Exercise inputs ▸
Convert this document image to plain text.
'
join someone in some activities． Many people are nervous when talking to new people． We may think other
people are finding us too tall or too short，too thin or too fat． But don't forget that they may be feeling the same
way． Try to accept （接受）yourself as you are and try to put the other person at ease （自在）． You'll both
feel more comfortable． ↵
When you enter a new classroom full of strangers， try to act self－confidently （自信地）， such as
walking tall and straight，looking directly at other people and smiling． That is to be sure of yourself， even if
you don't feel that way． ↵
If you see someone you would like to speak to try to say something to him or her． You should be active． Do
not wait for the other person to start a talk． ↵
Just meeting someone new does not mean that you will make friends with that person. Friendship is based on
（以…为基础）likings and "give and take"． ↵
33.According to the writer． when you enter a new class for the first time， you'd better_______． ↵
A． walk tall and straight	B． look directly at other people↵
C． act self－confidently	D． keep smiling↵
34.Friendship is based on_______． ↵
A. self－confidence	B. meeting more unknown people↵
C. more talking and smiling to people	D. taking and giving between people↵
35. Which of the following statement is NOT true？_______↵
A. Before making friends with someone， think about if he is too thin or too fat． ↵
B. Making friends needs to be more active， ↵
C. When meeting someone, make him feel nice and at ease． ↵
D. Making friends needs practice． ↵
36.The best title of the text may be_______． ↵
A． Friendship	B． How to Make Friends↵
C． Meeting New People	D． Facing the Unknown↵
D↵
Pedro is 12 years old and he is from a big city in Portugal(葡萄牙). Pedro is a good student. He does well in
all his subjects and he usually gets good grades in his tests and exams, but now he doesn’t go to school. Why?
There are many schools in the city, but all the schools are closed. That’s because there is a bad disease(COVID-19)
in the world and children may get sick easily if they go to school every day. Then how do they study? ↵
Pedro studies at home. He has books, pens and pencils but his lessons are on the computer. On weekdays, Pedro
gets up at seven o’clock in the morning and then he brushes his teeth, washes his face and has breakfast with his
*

Problem to work on ▸ Where a line in the material contains "needs", copy that line.

Expected answer ▸
B. Making friends needs to be more active， ↵
D. Making friends needs practice． ↵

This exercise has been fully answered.